--- Start Provided entries ---

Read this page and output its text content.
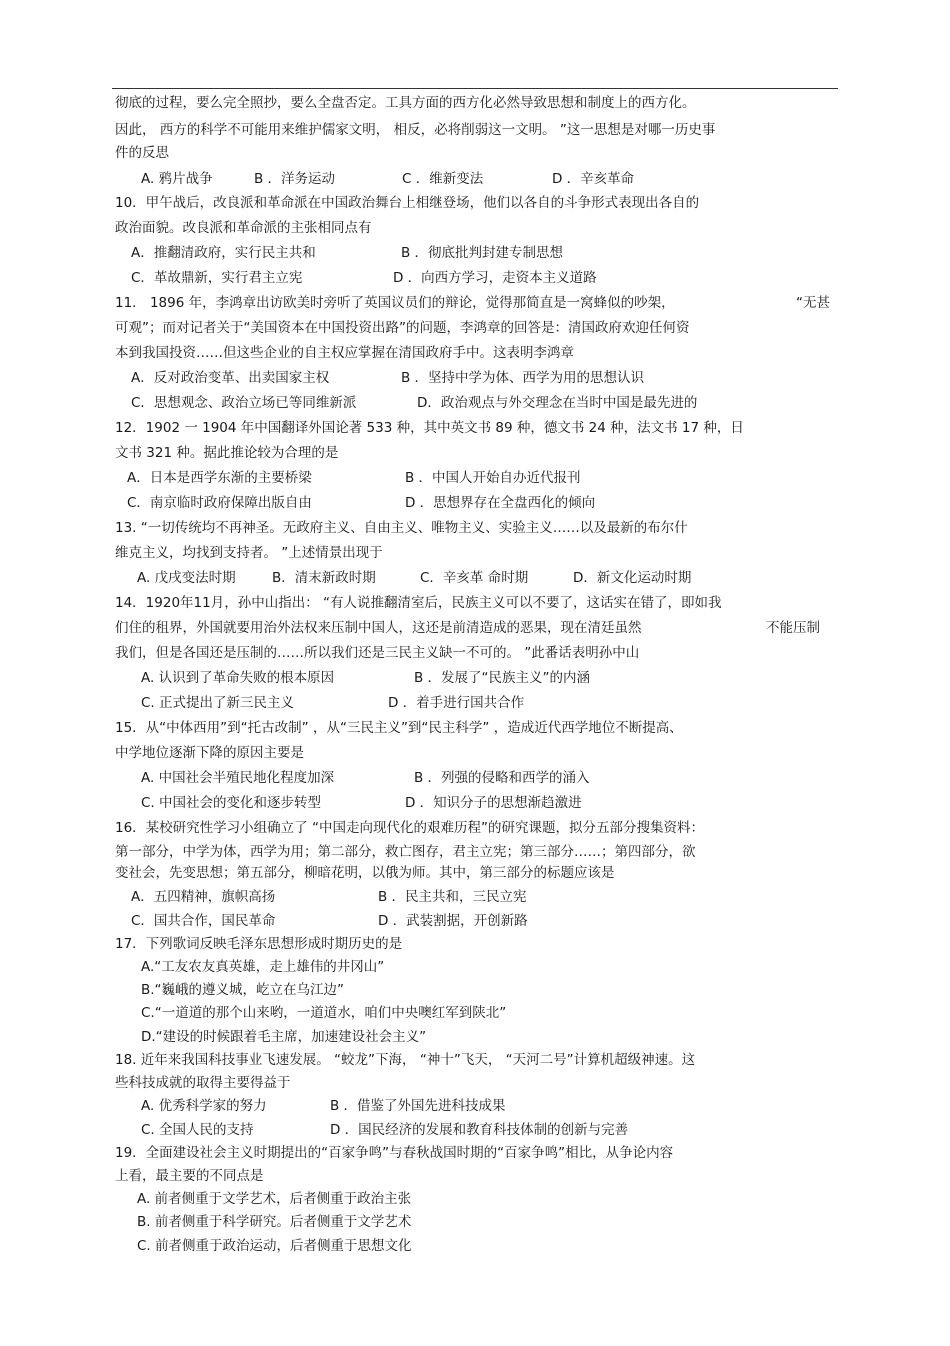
彻底的过程，要么完全照抄，要么全盘否定。工具方面的西方化必然导致思想和制度上的西方化。
因此， 西方的科学不可能用来维护儒家文明， 相反，必将削弱这一文明。 ”这一思想是对哪一历史事
件的反思
A. 鸦片战争	B ．洋务运动	C ．维新变法	D ．辛亥革命
10．甲午战后，改良派和革命派在中国政治舞台上相继登场，他们以各自的斗争形式表现出各自的
政治面貌。改良派和革命派的主张相同点有
A．推翻清政府，实行民主共和	B ．彻底批判封建专制思想
C．革故鼎新，实行君主立宪	D ．向西方学习，走资本主义道路
11． 1896 年，李鸿章出访欧美时旁听了英国议员们的辩论，觉得那简直是一窝蜂似的吵架，	“无甚
可观”；而对记者关于“美国资本在中国投资出路”的问题，李鸿章的回答是：清国政府欢迎任何资
本到我国投资……但这些企业的自主权应掌握在清国政府手中。这表明李鸿章
A．反对政治变革、出卖国家主权	B ．坚持中学为体、西学为用的思想认识
C．思想观念、政治立场已等同维新派	D．政治观点与外交理念在当时中国是最先进的
12．1902 一 1904 年中国翻译外国论著 533 种，其中英文书 89 种，德文书 24 种，法文书 17 种，日
文书 321 种。据此推论较为合理的是
A．日本是西学东渐的主要桥梁	B ．中国人开始自办近代报刊
C．南京临时政府保障出版自由	D ．思想界存在全盘西化的倾向
13. “一切传统均不再神圣。无政府主义、自由主义、唯物主义、实验主义……以及最新的布尔什
维克主义，均找到支持者。 ”上述情景出现于
A. 戊戌变法时期	B．清末新政时期	C．辛亥革 命时期	D．新文化运动时期
14．1920年11月，孙中山指出： “有人说推翻清室后，民族主义可以不要了，这话实在错了，即如我
们住的租界，外国就要用治外法权来压制中国人，这还是前清造成的恶果，现在清廷虽然	不能压制
我们，但是各国还是压制的……所以我们还是三民主义缺一不可的。 ”此番话表明孙中山
A. 认识到了革命失败的根本原因	B ．发展了“民族主义”的内涵
C. 正式提出了新三民主义	D ．着手进行国共合作
15．从“中体西用”到“托古改制” ，从“三民主义”到“民主科学” ，造成近代西学地位不断提高、
中学地位逐渐下降的原因主要是
A. 中国社会半殖民地化程度加深	B ．列强的侵略和西学的涌入
C. 中国社会的变化和逐步转型	D ．知识分子的思想渐趋激进
16．某校研究性学习小组确立了 “中国走向现代化的艰难历程”的研究课题，拟分五部分搜集资料：
第一部分，中学为体，西学为用；第二部分，救亡图存，君主立宪；第三部分……；第四部分，欲
变社会，先变思想；第五部分，柳暗花明，以俄为师。其中，第三部分的标题应该是
A．五四精神，旗帜高扬	B ．民主共和，三民立宪
C．国共合作，国民革命	D ．武装割据，开创新路
17．下列歌词反映毛泽东思想形成时期历史的是
A.“工友农友真英雄，走上雄伟的井冈山”
B.“巍峨的遵义城，屹立在乌江边”
C.“一道道的那个山来哟，一道道水，咱们中央噢红军到陕北”
D.“建设的时候跟着毛主席，加速建设社会主义”
18. 近年来我国科技事业飞速发展。 “蛟龙”下海， “神十”飞天， “天河二号”计算机超级神速。这
些科技成就的取得主要得益于
A. 优秀科学家的努力	B ．借鉴了外国先进科技成果
C. 全国人民的支持	D ．国民经济的发展和教育科技体制的创新与完善
19．全面建设社会主义时期提出的“百家争鸣”与春秋战国时期的“百家争鸣”相比，从争论内容
上看，最主要的不同点是
A. 前者侧重于文学艺术，后者侧重于政治主张
B. 前者侧重于科学研究。后者侧重于文学艺术
C. 前者侧重于政治运动，后者侧重于思想文化
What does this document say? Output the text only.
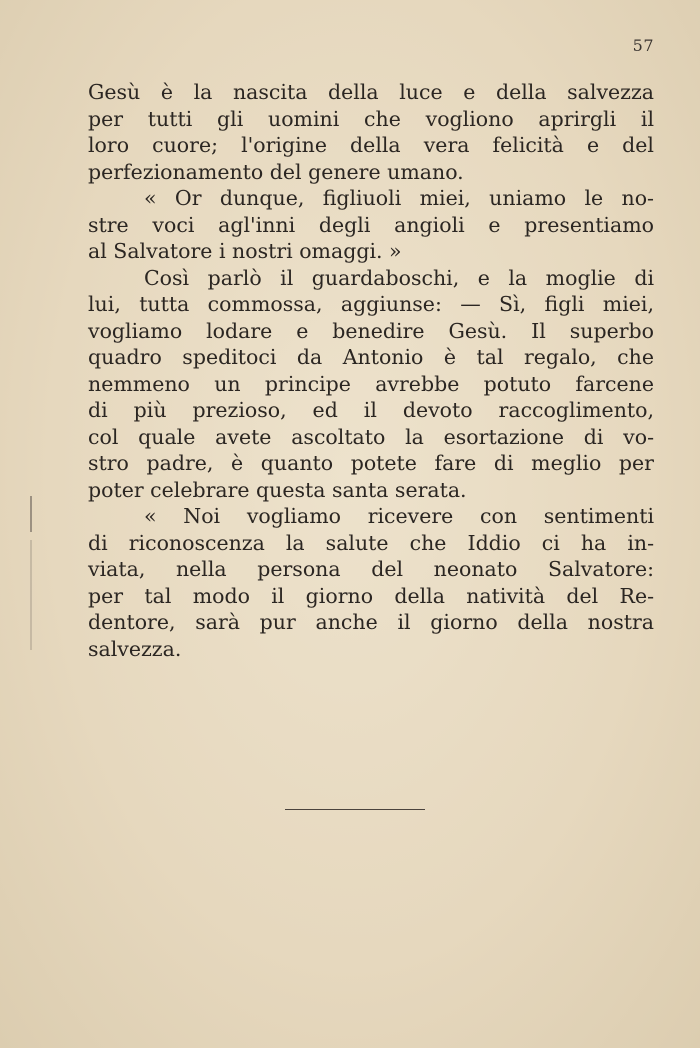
57
Gesù è la nascita della luce e della salvezza
per tutti gli uomini che vogliono aprirgli il
loro cuore; l'origine della vera felicità e del
perfezionamento del genere umano.
« Or dunque, figliuoli miei, uniamo le no-
stre voci agl'inni degli angioli e presentiamo
al Salvatore i nostri omaggi. »
Così parlò il guardaboschi, e la moglie di
lui, tutta commossa, aggiunse: — Sì, figli miei,
vogliamo lodare e benedire Gesù. Il superbo
quadro speditoci da Antonio è tal regalo, che
nemmeno un principe avrebbe potuto farcene
di più prezioso, ed il devoto raccoglimento,
col quale avete ascoltato la esortazione di vo-
stro padre, è quanto potete fare di meglio per
poter celebrare questa santa serata.
« Noi vogliamo ricevere con sentimenti
di riconoscenza la salute che Iddio ci ha in-
viata, nella persona del neonato Salvatore:
per tal modo il giorno della natività del Re-
dentore, sarà pur anche il giorno della nostra
salvezza.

--- End Provided entries ---

Set task: Every record above should be transcribed exactly; the pictures stay out of the copy.

Completed exercise:
Read this page and output its text content.
彻底的过程，要么完全照抄，要么全盘否定。工具方面的西方化必然导致思想和制度上的西方化。
因此， 西方的科学不可能用来维护儒家文明， 相反，必将削弱这一文明。 ”这一思想是对哪一历史事
件的反思
A. 鸦片战争	B ．洋务运动	C ．维新变法	D ．辛亥革命
10．甲午战后，改良派和革命派在中国政治舞台上相继登场，他们以各自的斗争形式表现出各自的
政治面貌。改良派和革命派的主张相同点有
A．推翻清政府，实行民主共和	B ．彻底批判封建专制思想
C．革故鼎新，实行君主立宪	D ．向西方学习，走资本主义道路
11． 1896 年，李鸿章出访欧美时旁听了英国议员们的辩论，觉得那简直是一窝蜂似的吵架，	“无甚
可观”；而对记者关于“美国资本在中国投资出路”的问题，李鸿章的回答是：清国政府欢迎任何资
本到我国投资……但这些企业的自主权应掌握在清国政府手中。这表明李鸿章
A．反对政治变革、出卖国家主权	B ．坚持中学为体、西学为用的思想认识
C．思想观念、政治立场已等同维新派	D．政治观点与外交理念在当时中国是最先进的
12．1902 一 1904 年中国翻译外国论著 533 种，其中英文书 89 种，德文书 24 种，法文书 17 种，日
文书 321 种。据此推论较为合理的是
A．日本是西学东渐的主要桥梁	B ．中国人开始自办近代报刊
C．南京临时政府保障出版自由	D ．思想界存在全盘西化的倾向
13. “一切传统均不再神圣。无政府主义、自由主义、唯物主义、实验主义……以及最新的布尔什
维克主义，均找到支持者。 ”上述情景出现于
A. 戊戌变法时期	B．清末新政时期	C．辛亥革 命时期	D．新文化运动时期
14．1920年11月，孙中山指出： “有人说推翻清室后，民族主义可以不要了，这话实在错了，即如我
们住的租界，外国就要用治外法权来压制中国人，这还是前清造成的恶果，现在清廷虽然	不能压制
我们，但是各国还是压制的……所以我们还是三民主义缺一不可的。 ”此番话表明孙中山
A. 认识到了革命失败的根本原因	B ．发展了“民族主义”的内涵
C. 正式提出了新三民主义	D ．着手进行国共合作
15．从“中体西用”到“托古改制” ，从“三民主义”到“民主科学” ，造成近代西学地位不断提高、
中学地位逐渐下降的原因主要是
A. 中国社会半殖民地化程度加深	B ．列强的侵略和西学的涌入
C. 中国社会的变化和逐步转型	D ．知识分子的思想渐趋激进
16．某校研究性学习小组确立了 “中国走向现代化的艰难历程”的研究课题，拟分五部分搜集资料：
第一部分，中学为体，西学为用；第二部分，救亡图存，君主立宪；第三部分……；第四部分，欲
变社会，先变思想；第五部分，柳暗花明，以俄为师。其中，第三部分的标题应该是
A．五四精神，旗帜高扬	B ．民主共和，三民立宪
C．国共合作，国民革命	D ．武装割据，开创新路
17．下列歌词反映毛泽东思想形成时期历史的是
A.“工友农友真英雄，走上雄伟的井冈山”
B.“巍峨的遵义城，屹立在乌江边”
C.“一道道的那个山来哟，一道道水，咱们中央噢红军到陕北”
D.“建设的时候跟着毛主席，加速建设社会主义”
18. 近年来我国科技事业飞速发展。 “蛟龙”下海， “神十”飞天， “天河二号”计算机超级神速。这
些科技成就的取得主要得益于
A. 优秀科学家的努力	B ．借鉴了外国先进科技成果
C. 全国人民的支持	D ．国民经济的发展和教育科技体制的创新与完善
19．全面建设社会主义时期提出的“百家争鸣”与春秋战国时期的“百家争鸣”相比，从争论内容
上看，最主要的不同点是
A. 前者侧重于文学艺术，后者侧重于政治主张
B. 前者侧重于科学研究。后者侧重于文学艺术
C. 前者侧重于政治运动，后者侧重于思想文化
What does this document say? Output the text only.
57
Gesù è la nascita della luce e della salvezza
per tutti gli uomini che vogliono aprirgli il
loro cuore; l'origine della vera felicità e del
perfezionamento del genere umano.
« Or dunque, figliuoli miei, uniamo le no-
stre voci agl'inni degli angioli e presentiamo
al Salvatore i nostri omaggi. »
Così parlò il guardaboschi, e la moglie di
lui, tutta commossa, aggiunse: — Sì, figli miei,
vogliamo lodare e benedire Gesù. Il superbo
quadro speditoci da Antonio è tal regalo, che
nemmeno un principe avrebbe potuto farcene
di più prezioso, ed il devoto raccoglimento,
col quale avete ascoltato la esortazione di vo-
stro padre, è quanto potete fare di meglio per
poter celebrare questa santa serata.
« Noi vogliamo ricevere con sentimenti
di riconoscenza la salute che Iddio ci ha in-
viata, nella persona del neonato Salvatore:
per tal modo il giorno della natività del Re-
dentore, sarà pur anche il giorno della nostra
salvezza.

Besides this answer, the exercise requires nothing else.